_Data records_.
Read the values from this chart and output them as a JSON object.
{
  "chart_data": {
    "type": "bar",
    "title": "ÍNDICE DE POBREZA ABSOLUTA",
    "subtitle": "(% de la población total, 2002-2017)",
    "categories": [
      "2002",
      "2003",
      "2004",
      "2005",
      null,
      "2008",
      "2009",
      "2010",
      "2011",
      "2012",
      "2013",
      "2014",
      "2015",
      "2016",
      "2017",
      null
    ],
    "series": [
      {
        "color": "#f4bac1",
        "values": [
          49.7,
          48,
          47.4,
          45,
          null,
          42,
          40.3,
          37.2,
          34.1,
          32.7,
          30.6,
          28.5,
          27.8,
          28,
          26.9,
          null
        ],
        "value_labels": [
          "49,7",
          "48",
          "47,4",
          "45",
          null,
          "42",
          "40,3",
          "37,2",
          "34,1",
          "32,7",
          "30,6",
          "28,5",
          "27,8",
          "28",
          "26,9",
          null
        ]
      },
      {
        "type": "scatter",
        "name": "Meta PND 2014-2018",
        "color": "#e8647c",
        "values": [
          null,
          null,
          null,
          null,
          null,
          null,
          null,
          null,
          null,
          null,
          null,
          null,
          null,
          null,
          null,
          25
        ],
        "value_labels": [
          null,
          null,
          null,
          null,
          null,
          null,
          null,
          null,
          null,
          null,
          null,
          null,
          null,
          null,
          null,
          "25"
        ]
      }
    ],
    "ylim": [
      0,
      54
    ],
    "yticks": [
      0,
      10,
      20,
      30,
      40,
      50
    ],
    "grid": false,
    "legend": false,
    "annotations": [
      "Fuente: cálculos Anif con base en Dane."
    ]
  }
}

_Required task_. Transcribe every entry verbatim.

_Response to the exercise_.
Read the values from this chart and output them as a JSON object.
{
  "chart_data": {
    "type": "bar",
    "title": "ÍNDICE DE POBREZA ABSOLUTA",
    "subtitle": "(% de la población total, 2002-2017)",
    "categories": [
      "2002",
      "2003",
      "2004",
      "2005",
      null,
      "2008",
      "2009",
      "2010",
      "2011",
      "2012",
      "2013",
      "2014",
      "2015",
      "2016",
      "2017",
      null
    ],
    "series": [
      {
        "color": "#f4bac1",
        "values": [
          49.7,
          48,
          47.4,
          45,
          null,
          42,
          40.3,
          37.2,
          34.1,
          32.7,
          30.6,
          28.5,
          27.8,
          28,
          26.9,
          null
        ],
        "value_labels": [
          "49,7",
          "48",
          "47,4",
          "45",
          null,
          "42",
          "40,3",
          "37,2",
          "34,1",
          "32,7",
          "30,6",
          "28,5",
          "27,8",
          "28",
          "26,9",
          null
        ]
      },
      {
        "type": "scatter",
        "name": "Meta PND 2014-2018",
        "color": "#e8647c",
        "values": [
          null,
          null,
          null,
          null,
          null,
          null,
          null,
          null,
          null,
          null,
          null,
          null,
          null,
          null,
          null,
          25
        ],
        "value_labels": [
          null,
          null,
          null,
          null,
          null,
          null,
          null,
          null,
          null,
          null,
          null,
          null,
          null,
          null,
          null,
          "25"
        ]
      }
    ],
    "ylim": [
      0,
      54
    ],
    "yticks": [
      0,
      10,
      20,
      30,
      40,
      50
    ],
    "grid": false,
    "legend": false,
    "annotations": [
      "Fuente: cálculos Anif con base en Dane."
    ]
  }
}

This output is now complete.